* **WRITTEN PROBLEM**: Using the records below, locate all lines containing "this" and return them.

— Start of RECORDS SUPPLIED —

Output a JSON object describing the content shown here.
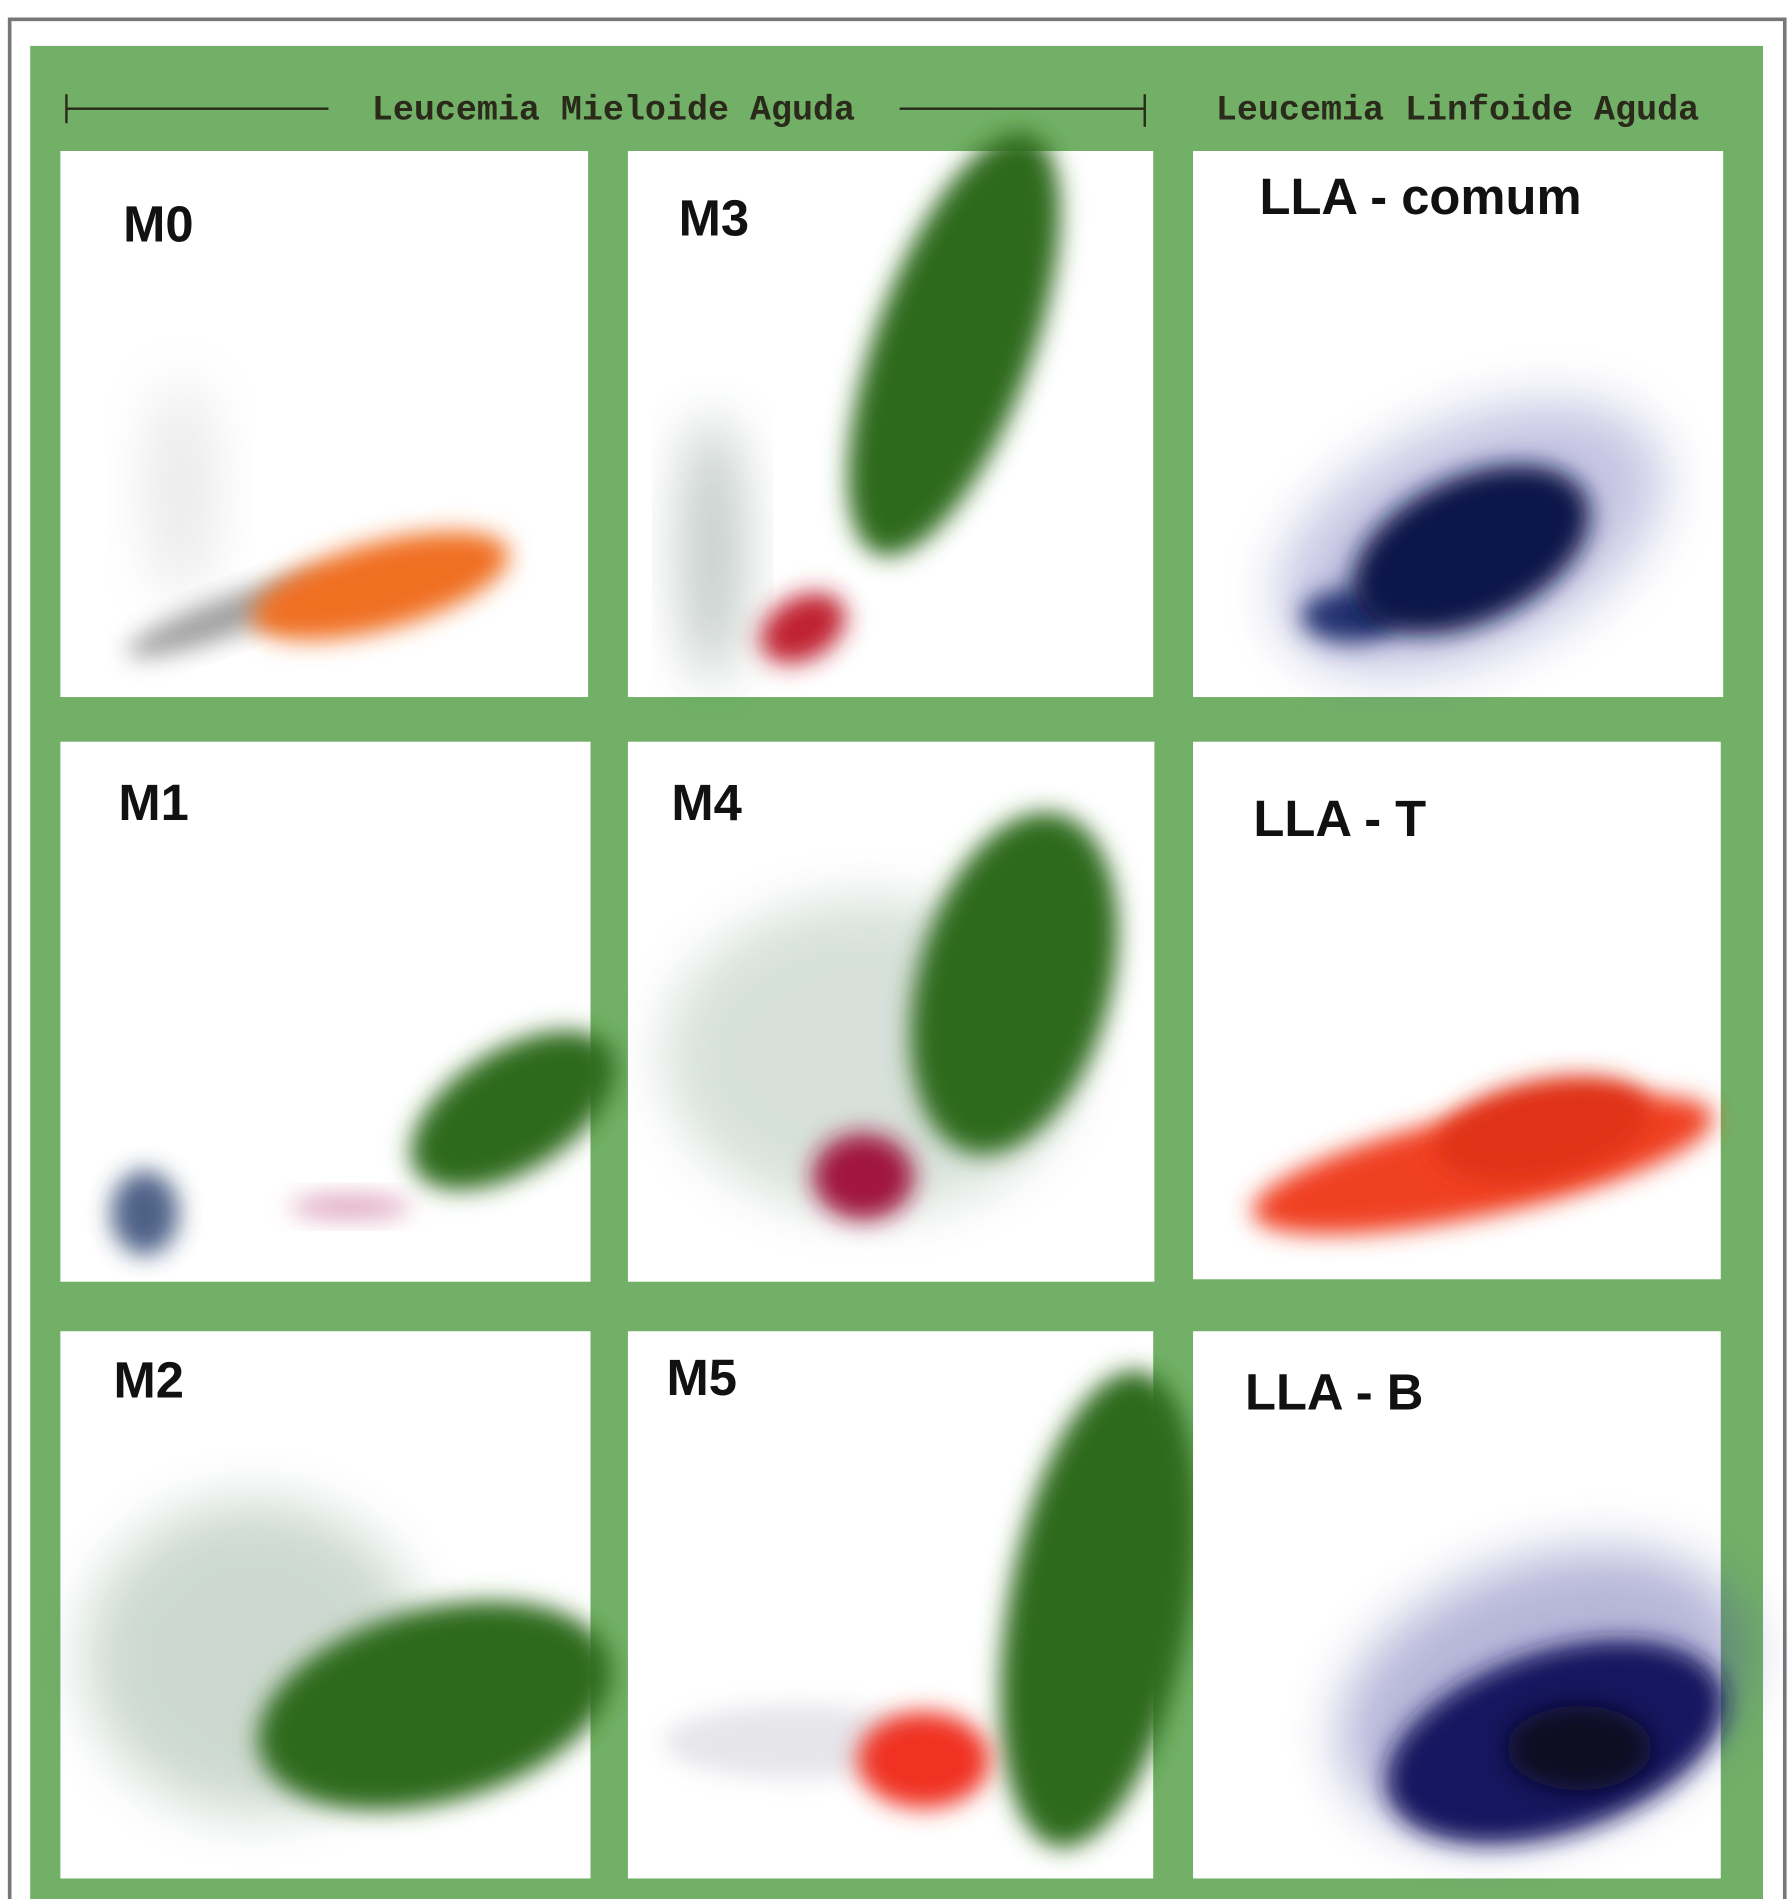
{
  "header": {
    "myeloid": "Leucemia Mieloide Aguda",
    "lymphoid": "Leucemia Linfoide Aguda"
  },
  "panels": [
    {
      "label": "M0"
    },
    {
      "label": "M3"
    },
    {
      "label": "LLA - comum"
    },
    {
      "label": "M1"
    },
    {
      "label": "M4"
    },
    {
      "label": "LLA - T"
    },
    {
      "label": "M2"
    },
    {
      "label": "M5"
    },
    {
      "label": "LLA - B"
    }
  ]
}
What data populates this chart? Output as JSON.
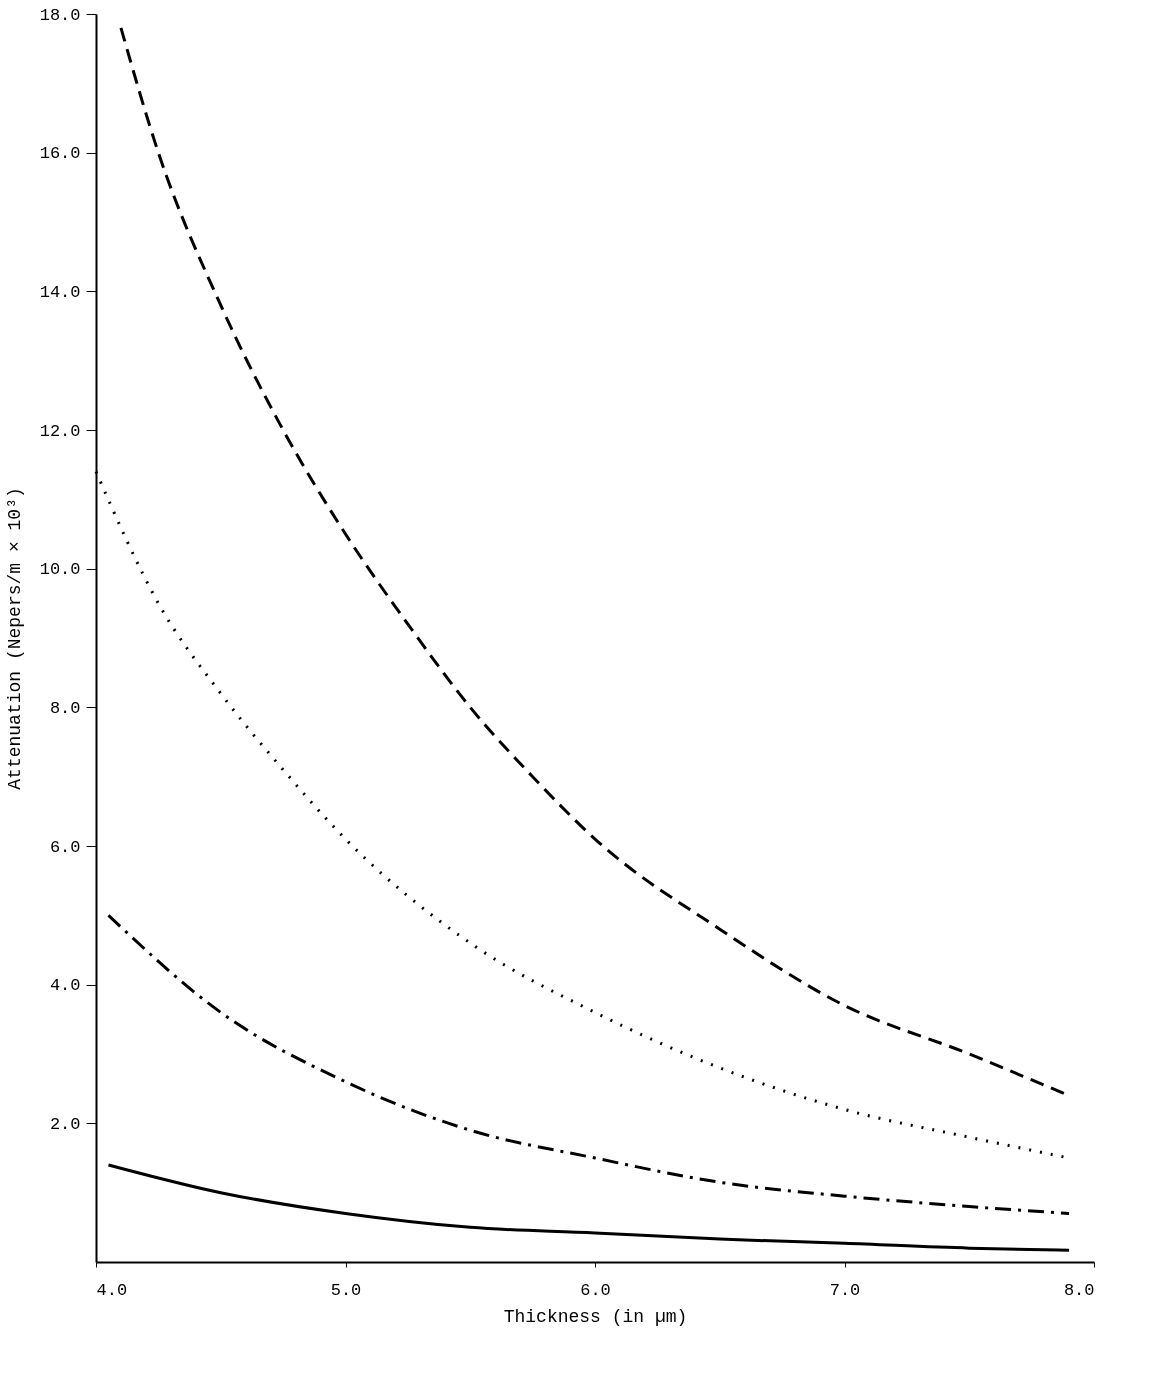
{
  "chart_data": {
    "type": "line",
    "xlabel": "Thickness (in µm)",
    "ylabel": "Attenuation (Nepers/m × 10³)",
    "xlim": [
      4.0,
      8.0
    ],
    "ylim": [
      0,
      18.0
    ],
    "xticks": [
      {
        "value": 4,
        "label": "4.0"
      },
      {
        "value": 5,
        "label": "5.0"
      },
      {
        "value": 6,
        "label": "6.0"
      },
      {
        "value": 7,
        "label": "7.0"
      },
      {
        "value": 8,
        "label": "8.0"
      }
    ],
    "yticks": [
      {
        "value": 2,
        "label": "2.0"
      },
      {
        "value": 4,
        "label": "4.0"
      },
      {
        "value": 6,
        "label": "6.0"
      },
      {
        "value": 8,
        "label": "8.0"
      },
      {
        "value": 10,
        "label": "10.0"
      },
      {
        "value": 12,
        "label": "12.0"
      },
      {
        "value": 14,
        "label": "14.0"
      },
      {
        "value": 16,
        "label": "16.0"
      },
      {
        "value": 18,
        "label": "18.0"
      }
    ],
    "grid": false,
    "series": [
      {
        "color": "#000000",
        "line_style": "dashed",
        "x": [
          4.1,
          4.25,
          4.5,
          4.75,
          5.0,
          5.25,
          5.5,
          5.75,
          6.0,
          6.5,
          7.0,
          7.5,
          7.9
        ],
        "values": [
          17.8,
          16.0,
          13.8,
          12.0,
          10.5,
          9.2,
          8.0,
          7.0,
          6.1,
          4.8,
          3.7,
          3.0,
          2.4
        ]
      },
      {
        "color": "#000000",
        "line_style": "dotted",
        "x": [
          4.0,
          4.25,
          4.5,
          4.75,
          5.0,
          5.5,
          6.0,
          6.5,
          7.0,
          7.5,
          7.9
        ],
        "values": [
          11.4,
          9.5,
          8.2,
          7.1,
          6.1,
          4.6,
          3.6,
          2.8,
          2.2,
          1.8,
          1.5
        ]
      },
      {
        "color": "#000000",
        "line_style": "dashdot",
        "x": [
          4.05,
          4.5,
          5.0,
          5.5,
          6.0,
          6.5,
          7.0,
          7.5,
          7.9
        ],
        "values": [
          5.0,
          3.6,
          2.6,
          1.9,
          1.5,
          1.15,
          0.95,
          0.8,
          0.7
        ]
      },
      {
        "color": "#000000",
        "line_style": "solid",
        "x": [
          4.05,
          4.5,
          5.0,
          5.5,
          6.0,
          6.5,
          7.0,
          7.5,
          7.9
        ],
        "values": [
          1.4,
          1.0,
          0.7,
          0.5,
          0.42,
          0.33,
          0.27,
          0.2,
          0.17
        ]
      }
    ]
  }
}
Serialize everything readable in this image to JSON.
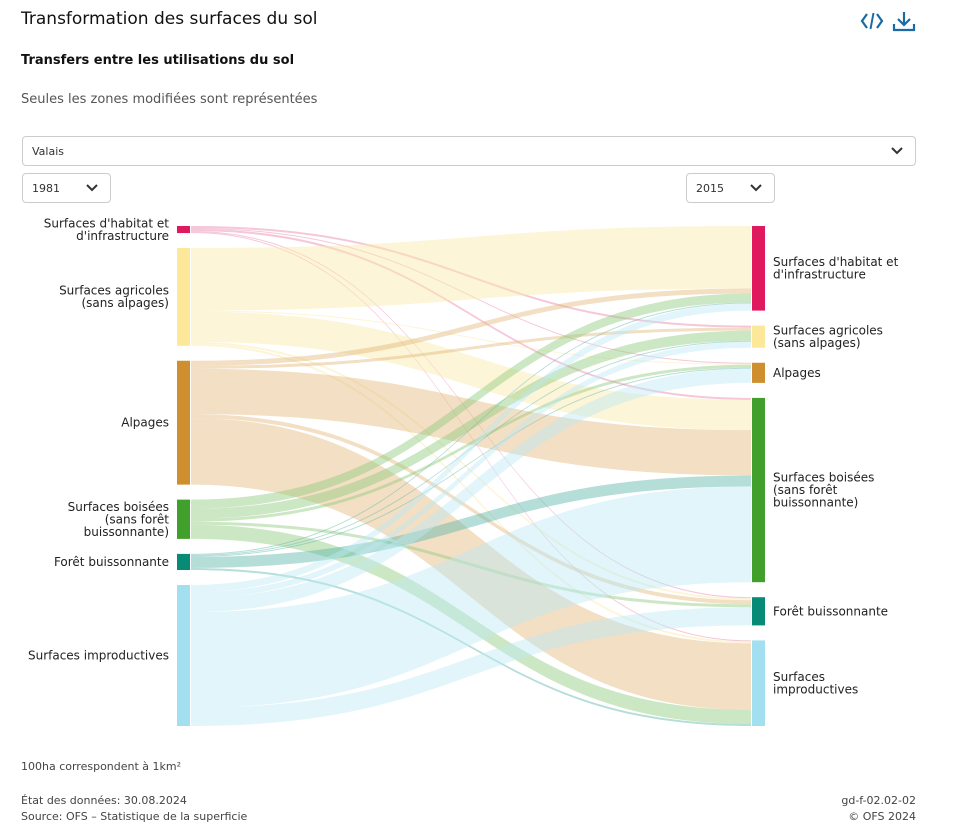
{
  "header": {
    "title": "Transformation des surfaces du sol",
    "subtitle": "Transfers entre les utilisations du sol",
    "note": "Seules les zones modifiées sont représentées",
    "icons": [
      "embed-code-icon",
      "download-icon"
    ],
    "accent_color": "#1a6aa5"
  },
  "filters": {
    "region": "Valais",
    "year_from": "1981",
    "year_to": "2015"
  },
  "chart_data": {
    "type": "sankey",
    "title": "Transfers entre les utilisations du sol",
    "unit": "ha",
    "left_label": "1981",
    "right_label": "2015",
    "categories": [
      {
        "id": "hab",
        "label_lines": [
          "Surfaces d'habitat et",
          "d'infrastructure"
        ],
        "color": "#e0185e",
        "link_color": "#e883aa"
      },
      {
        "id": "agr",
        "label_lines": [
          "Surfaces agricoles",
          "(sans alpages)"
        ],
        "color": "#fce898",
        "link_color": "#fbe9a6"
      },
      {
        "id": "alp",
        "label_lines": [
          "Alpages"
        ],
        "color": "#d08f2e",
        "link_color": "#e2b87c"
      },
      {
        "id": "bois",
        "label_lines": [
          "Surfaces boisées",
          "(sans forêt",
          "buissonnante)"
        ],
        "color": "#41a02c",
        "link_color": "#8dc97d"
      },
      {
        "id": "fb",
        "label_lines": [
          "Forêt buissonnante"
        ],
        "color": "#078a76",
        "link_color": "#5cb6aa"
      },
      {
        "id": "impr",
        "label_lines": [
          "Surfaces improductives"
        ],
        "color": "#a2dff0",
        "link_color": "#bde8f5"
      }
    ],
    "right_label_lines": {
      "hab": [
        "Surfaces d'habitat et",
        "d'infrastructure"
      ],
      "agr": [
        "Surfaces agricoles",
        "(sans alpages)"
      ],
      "alp": [
        "Alpages"
      ],
      "bois": [
        "Surfaces boisées",
        "(sans forêt",
        "buissonnante)"
      ],
      "fb": [
        "Forêt buissonnante"
      ],
      "impr": [
        "Surfaces",
        "improductives"
      ]
    },
    "links": [
      {
        "source": "hab",
        "target": "agr",
        "value": 2
      },
      {
        "source": "hab",
        "target": "alp",
        "value": 1
      },
      {
        "source": "hab",
        "target": "bois",
        "value": 2
      },
      {
        "source": "hab",
        "target": "fb",
        "value": 1
      },
      {
        "source": "hab",
        "target": "impr",
        "value": 1
      },
      {
        "source": "agr",
        "target": "hab",
        "value": 62
      },
      {
        "source": "agr",
        "target": "alp",
        "value": 1
      },
      {
        "source": "agr",
        "target": "bois",
        "value": 30
      },
      {
        "source": "agr",
        "target": "fb",
        "value": 2
      },
      {
        "source": "agr",
        "target": "impr",
        "value": 2
      },
      {
        "source": "alp",
        "target": "hab",
        "value": 5
      },
      {
        "source": "alp",
        "target": "agr",
        "value": 3
      },
      {
        "source": "alp",
        "target": "bois",
        "value": 45
      },
      {
        "source": "alp",
        "target": "fb",
        "value": 4
      },
      {
        "source": "alp",
        "target": "impr",
        "value": 66
      },
      {
        "source": "bois",
        "target": "hab",
        "value": 9
      },
      {
        "source": "bois",
        "target": "agr",
        "value": 10
      },
      {
        "source": "bois",
        "target": "alp",
        "value": 3
      },
      {
        "source": "bois",
        "target": "fb",
        "value": 3
      },
      {
        "source": "bois",
        "target": "impr",
        "value": 14
      },
      {
        "source": "fb",
        "target": "hab",
        "value": 1
      },
      {
        "source": "fb",
        "target": "agr",
        "value": 1
      },
      {
        "source": "fb",
        "target": "alp",
        "value": 1
      },
      {
        "source": "fb",
        "target": "bois",
        "value": 11
      },
      {
        "source": "fb",
        "target": "impr",
        "value": 2
      },
      {
        "source": "impr",
        "target": "hab",
        "value": 7
      },
      {
        "source": "impr",
        "target": "agr",
        "value": 6
      },
      {
        "source": "impr",
        "target": "alp",
        "value": 14
      },
      {
        "source": "impr",
        "target": "bois",
        "value": 95
      },
      {
        "source": "impr",
        "target": "fb",
        "value": 18
      }
    ]
  },
  "footer": {
    "unit_note": "100ha correspondent à 1km²",
    "data_state": "État des données: 30.08.2024",
    "source": "Source: OFS – Statistique de la superficie",
    "code": "gd-f-02.02-02",
    "copyright": "© OFS 2024"
  }
}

— End of RECORDS SUPPLIED —

* **THE ANSWER**:
What data populates this chart? Output as JSON.
Serialize everything readable in this image to JSON.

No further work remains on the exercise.